• **BRIEF**: Your task is to copy each line that has the word "العلا".

• **DATASET EXCERPTS**:
-- begin --

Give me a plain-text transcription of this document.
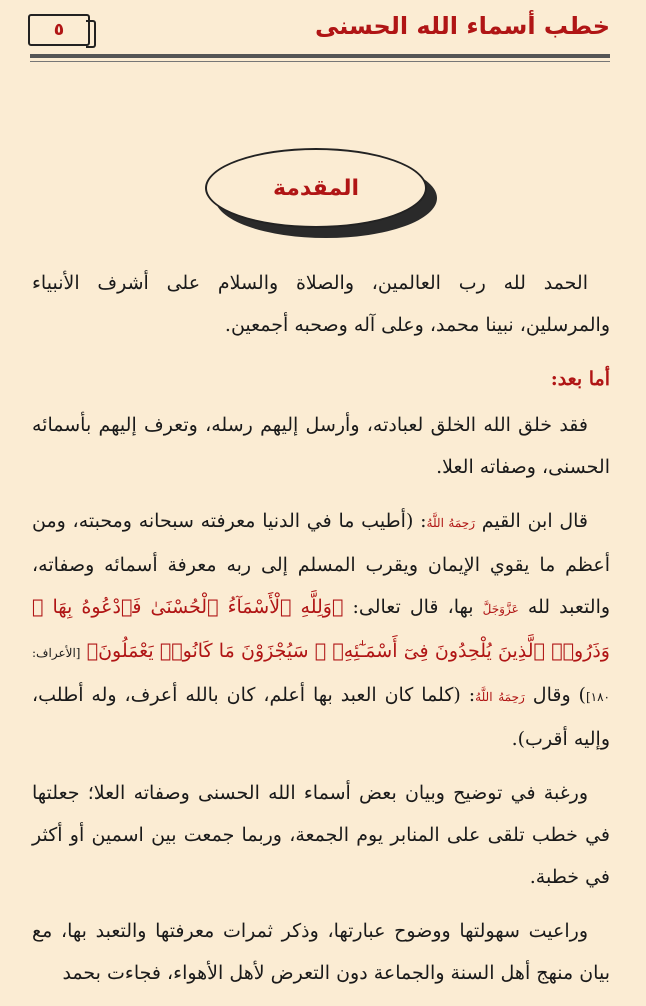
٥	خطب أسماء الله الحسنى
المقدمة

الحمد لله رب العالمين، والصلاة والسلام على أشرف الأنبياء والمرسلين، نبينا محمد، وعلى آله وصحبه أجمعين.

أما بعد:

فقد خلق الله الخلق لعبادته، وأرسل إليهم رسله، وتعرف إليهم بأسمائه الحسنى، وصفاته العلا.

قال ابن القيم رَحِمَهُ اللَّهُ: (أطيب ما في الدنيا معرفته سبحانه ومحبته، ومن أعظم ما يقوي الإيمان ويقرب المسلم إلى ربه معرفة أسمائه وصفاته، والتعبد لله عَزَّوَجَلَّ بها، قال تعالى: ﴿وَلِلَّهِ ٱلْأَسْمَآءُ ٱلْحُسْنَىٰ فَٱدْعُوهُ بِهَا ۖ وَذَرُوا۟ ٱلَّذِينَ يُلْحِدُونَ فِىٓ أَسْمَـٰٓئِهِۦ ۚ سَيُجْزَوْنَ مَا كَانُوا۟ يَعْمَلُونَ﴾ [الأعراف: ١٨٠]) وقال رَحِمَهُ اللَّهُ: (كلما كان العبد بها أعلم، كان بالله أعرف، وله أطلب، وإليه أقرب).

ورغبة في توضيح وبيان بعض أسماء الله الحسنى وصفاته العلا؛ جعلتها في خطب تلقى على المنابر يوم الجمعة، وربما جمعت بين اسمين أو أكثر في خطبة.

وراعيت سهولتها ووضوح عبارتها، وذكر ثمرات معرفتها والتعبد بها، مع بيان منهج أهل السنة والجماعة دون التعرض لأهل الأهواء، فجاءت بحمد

-- end --

• **FULL OUTPUT**:
فقد خلق الله الخلق لعبادته، وأرسل إليهم رسله، وتعرف إليهم بأسمائه الحسنى، وصفاته العلا.
ورغبة في توضيح وبيان بعض أسماء الله الحسنى وصفاته العلا؛ جعلتها في خطب تلقى على المنابر يوم الجمعة، وربما جمعت بين اسمين أو أكثر في خطبة.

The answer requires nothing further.